***** DATA LISTING

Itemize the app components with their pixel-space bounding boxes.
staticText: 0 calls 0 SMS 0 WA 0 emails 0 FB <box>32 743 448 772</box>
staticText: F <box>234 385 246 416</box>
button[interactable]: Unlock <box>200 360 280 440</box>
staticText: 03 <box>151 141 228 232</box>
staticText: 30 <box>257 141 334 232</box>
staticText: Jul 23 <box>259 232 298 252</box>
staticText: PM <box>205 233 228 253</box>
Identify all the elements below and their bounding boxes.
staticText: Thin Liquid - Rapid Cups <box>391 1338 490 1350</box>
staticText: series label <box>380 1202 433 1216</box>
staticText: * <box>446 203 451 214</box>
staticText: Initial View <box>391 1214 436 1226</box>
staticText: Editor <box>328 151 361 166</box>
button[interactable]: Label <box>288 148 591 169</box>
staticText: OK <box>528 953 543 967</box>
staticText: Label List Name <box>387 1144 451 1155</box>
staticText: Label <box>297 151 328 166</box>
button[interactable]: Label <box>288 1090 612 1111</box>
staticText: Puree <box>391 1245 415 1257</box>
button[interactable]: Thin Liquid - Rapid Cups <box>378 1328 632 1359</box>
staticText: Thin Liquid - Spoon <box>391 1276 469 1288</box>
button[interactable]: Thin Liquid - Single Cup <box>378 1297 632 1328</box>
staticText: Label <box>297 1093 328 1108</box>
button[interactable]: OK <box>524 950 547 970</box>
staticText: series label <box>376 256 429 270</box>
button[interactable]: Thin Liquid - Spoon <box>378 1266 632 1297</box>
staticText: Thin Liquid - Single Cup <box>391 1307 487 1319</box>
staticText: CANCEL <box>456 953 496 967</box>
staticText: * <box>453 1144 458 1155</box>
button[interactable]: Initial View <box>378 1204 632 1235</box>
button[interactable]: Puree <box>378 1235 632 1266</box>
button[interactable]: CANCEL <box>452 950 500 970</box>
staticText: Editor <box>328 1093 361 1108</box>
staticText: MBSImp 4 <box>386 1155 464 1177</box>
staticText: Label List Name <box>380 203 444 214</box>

**********

- [REQUIREMENTS]
Please revise the records from the start through the line containing "staticText: Initial View", replacing "Unlock" with "Open" and keeping everything else unchanged.

- [SOLUTION TO THIS PROBLEM]
Itemize the app components with their pixel-space bounding boxes.
staticText: 0 calls 0 SMS 0 WA 0 emails 0 FB <box>32 743 448 772</box>
staticText: F <box>234 385 246 416</box>
button[interactable]: Open <box>200 360 280 440</box>
staticText: 03 <box>151 141 228 232</box>
staticText: 30 <box>257 141 334 232</box>
staticText: Jul 23 <box>259 232 298 252</box>
staticText: PM <box>205 233 228 253</box>
Identify all the elements below and their bounding boxes.
staticText: Thin Liquid - Rapid Cups <box>391 1338 490 1350</box>
staticText: series label <box>380 1202 433 1216</box>
staticText: * <box>446 203 451 214</box>
staticText: Initial View <box>391 1214 436 1226</box>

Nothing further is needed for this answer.